======== PROVIDED INFORMATION
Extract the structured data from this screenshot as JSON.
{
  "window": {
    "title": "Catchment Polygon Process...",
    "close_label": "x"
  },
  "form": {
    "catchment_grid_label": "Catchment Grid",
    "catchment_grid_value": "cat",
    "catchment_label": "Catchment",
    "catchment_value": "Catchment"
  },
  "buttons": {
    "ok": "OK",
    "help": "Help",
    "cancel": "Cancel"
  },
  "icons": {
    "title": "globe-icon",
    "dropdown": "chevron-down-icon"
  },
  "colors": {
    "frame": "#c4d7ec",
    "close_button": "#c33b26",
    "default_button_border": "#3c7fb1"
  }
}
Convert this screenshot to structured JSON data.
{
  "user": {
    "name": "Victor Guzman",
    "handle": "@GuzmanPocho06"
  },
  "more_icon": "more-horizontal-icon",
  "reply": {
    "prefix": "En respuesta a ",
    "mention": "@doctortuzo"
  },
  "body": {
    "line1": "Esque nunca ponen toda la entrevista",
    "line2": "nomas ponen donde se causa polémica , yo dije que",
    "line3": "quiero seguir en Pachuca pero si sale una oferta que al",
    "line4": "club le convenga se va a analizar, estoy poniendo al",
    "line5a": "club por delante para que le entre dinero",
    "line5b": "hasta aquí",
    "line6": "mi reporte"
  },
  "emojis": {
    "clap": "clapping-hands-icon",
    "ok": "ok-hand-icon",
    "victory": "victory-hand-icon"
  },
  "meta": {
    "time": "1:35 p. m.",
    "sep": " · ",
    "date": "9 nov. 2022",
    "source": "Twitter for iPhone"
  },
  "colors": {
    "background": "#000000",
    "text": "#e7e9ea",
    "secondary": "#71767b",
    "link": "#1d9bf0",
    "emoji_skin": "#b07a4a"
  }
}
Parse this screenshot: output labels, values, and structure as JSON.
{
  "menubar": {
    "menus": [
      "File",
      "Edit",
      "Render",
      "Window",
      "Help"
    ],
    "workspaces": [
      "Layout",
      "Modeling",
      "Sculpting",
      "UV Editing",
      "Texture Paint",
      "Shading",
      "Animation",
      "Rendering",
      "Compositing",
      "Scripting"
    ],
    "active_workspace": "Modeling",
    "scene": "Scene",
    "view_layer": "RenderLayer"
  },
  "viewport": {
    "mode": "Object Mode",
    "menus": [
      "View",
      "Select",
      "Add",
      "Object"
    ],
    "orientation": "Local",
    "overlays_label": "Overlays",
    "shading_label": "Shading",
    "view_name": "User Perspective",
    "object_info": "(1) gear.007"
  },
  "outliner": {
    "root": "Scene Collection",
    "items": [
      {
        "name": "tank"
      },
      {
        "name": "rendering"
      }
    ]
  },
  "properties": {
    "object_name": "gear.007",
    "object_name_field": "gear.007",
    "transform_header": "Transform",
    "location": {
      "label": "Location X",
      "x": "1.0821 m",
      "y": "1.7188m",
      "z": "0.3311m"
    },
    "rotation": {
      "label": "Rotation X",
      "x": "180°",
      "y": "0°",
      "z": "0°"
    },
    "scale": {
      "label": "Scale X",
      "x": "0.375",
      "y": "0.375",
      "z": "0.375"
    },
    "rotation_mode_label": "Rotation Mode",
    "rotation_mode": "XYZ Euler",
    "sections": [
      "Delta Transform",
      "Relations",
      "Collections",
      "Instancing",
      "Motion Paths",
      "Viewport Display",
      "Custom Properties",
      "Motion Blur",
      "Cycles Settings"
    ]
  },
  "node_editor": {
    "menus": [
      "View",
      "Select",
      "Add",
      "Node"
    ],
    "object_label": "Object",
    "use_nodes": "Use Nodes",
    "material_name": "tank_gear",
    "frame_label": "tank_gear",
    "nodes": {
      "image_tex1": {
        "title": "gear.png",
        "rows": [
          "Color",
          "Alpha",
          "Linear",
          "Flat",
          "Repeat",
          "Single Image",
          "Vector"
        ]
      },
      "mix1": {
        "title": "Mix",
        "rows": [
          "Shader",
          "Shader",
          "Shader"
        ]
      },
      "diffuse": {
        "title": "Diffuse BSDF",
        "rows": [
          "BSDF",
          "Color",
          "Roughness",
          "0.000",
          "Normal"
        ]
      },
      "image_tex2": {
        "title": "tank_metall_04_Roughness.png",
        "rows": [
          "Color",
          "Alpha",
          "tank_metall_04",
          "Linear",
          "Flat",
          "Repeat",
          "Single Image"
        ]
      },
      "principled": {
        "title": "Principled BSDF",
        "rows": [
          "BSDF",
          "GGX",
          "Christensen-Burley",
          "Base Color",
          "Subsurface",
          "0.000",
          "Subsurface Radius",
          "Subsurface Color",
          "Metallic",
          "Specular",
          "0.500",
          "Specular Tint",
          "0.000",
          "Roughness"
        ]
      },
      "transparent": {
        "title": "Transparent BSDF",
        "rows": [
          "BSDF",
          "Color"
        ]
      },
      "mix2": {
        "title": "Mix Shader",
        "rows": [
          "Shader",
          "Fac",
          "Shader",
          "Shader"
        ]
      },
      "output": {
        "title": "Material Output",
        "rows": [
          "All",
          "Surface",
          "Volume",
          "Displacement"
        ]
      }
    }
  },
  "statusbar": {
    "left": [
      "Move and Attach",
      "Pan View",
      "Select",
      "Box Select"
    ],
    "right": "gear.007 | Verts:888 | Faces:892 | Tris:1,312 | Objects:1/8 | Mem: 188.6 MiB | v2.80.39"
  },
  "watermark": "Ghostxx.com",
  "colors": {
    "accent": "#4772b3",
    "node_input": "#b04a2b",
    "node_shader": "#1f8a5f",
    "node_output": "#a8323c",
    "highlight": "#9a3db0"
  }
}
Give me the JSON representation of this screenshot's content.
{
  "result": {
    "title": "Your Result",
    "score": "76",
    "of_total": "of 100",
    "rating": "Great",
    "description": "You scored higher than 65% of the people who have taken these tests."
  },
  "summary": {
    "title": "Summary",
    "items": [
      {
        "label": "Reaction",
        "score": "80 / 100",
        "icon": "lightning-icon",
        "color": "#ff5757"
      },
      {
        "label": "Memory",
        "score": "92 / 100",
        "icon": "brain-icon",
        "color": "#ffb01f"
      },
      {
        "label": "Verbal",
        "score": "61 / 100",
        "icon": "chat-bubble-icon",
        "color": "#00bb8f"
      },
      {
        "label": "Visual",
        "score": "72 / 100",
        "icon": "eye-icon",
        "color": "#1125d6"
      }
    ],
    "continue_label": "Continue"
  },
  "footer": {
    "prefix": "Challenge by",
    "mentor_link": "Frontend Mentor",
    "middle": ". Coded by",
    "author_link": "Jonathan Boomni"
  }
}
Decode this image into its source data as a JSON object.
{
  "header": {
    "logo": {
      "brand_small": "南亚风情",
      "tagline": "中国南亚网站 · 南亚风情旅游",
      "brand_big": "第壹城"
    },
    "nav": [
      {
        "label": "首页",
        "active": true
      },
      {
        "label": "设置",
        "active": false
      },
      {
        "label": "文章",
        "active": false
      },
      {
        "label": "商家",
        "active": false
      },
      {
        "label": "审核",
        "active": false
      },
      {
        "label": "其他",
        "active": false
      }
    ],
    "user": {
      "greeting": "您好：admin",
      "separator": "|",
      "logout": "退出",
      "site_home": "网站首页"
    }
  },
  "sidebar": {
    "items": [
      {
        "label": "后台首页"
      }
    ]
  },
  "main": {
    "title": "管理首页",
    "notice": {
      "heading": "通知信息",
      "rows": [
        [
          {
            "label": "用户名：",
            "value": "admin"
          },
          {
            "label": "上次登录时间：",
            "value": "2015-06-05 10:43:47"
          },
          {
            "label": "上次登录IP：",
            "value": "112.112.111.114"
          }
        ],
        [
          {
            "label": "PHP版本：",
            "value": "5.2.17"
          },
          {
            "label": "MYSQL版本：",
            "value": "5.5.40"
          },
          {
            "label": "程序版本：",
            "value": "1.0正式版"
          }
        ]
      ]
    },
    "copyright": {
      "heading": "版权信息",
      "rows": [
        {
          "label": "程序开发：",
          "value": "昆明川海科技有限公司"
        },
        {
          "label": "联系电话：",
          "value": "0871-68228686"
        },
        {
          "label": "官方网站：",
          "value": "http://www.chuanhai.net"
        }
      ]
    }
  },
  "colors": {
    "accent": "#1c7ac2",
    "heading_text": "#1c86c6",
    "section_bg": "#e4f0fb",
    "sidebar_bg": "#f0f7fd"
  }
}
================
--- PROBLEM DETAILS ---
Go through the entries and return each line where the word "structured" appears.

--- RESULT ---
Extract the structured data from this screenshot as JSON.
Convert this screenshot to structured JSON data.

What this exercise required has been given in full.